> [What is expected]:
Repeat the whole listing below, word for word.

> [Data shown]:
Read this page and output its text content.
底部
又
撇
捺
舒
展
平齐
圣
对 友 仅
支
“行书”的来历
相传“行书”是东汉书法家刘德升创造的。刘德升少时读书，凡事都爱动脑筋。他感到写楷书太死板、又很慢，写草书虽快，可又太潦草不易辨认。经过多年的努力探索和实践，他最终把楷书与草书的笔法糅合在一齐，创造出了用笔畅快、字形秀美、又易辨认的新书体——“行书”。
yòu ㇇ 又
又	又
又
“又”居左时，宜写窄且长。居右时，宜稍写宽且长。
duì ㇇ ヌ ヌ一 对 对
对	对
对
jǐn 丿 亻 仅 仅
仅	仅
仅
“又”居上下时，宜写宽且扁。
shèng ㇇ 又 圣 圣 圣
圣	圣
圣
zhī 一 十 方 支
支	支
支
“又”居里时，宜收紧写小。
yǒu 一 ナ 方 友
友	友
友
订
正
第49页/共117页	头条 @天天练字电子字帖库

> [Exercise answer]:
Read this page and output its text content.
底部
又
撇
捺
舒
展
平齐
圣
对 友 仅
支
“行书”的来历
相传“行书”是东汉书法家刘德升创造的。刘德升少时读书，凡事都爱动脑筋。他感到写楷书太死板、又很慢，写草书虽快，可又太潦草不易辨认。经过多年的努力探索和实践，他最终把楷书与草书的笔法糅合在一齐，创造出了用笔畅快、字形秀美、又易辨认的新书体——“行书”。
yòu ㇇ 又
又	又
又
“又”居左时，宜写窄且长。居右时，宜稍写宽且长。
duì ㇇ ヌ ヌ一 对 对
对	对
对
jǐn 丿 亻 仅 仅
仅	仅
仅
“又”居上下时，宜写宽且扁。
shèng ㇇ 又 圣 圣 圣
圣	圣
圣
zhī 一 十 方 支
支	支
支
“又”居里时，宜收紧写小。
yǒu 一 ナ 方 友
友	友
友
订
正
第49页/共117页	头条 @天天练字电子字帖库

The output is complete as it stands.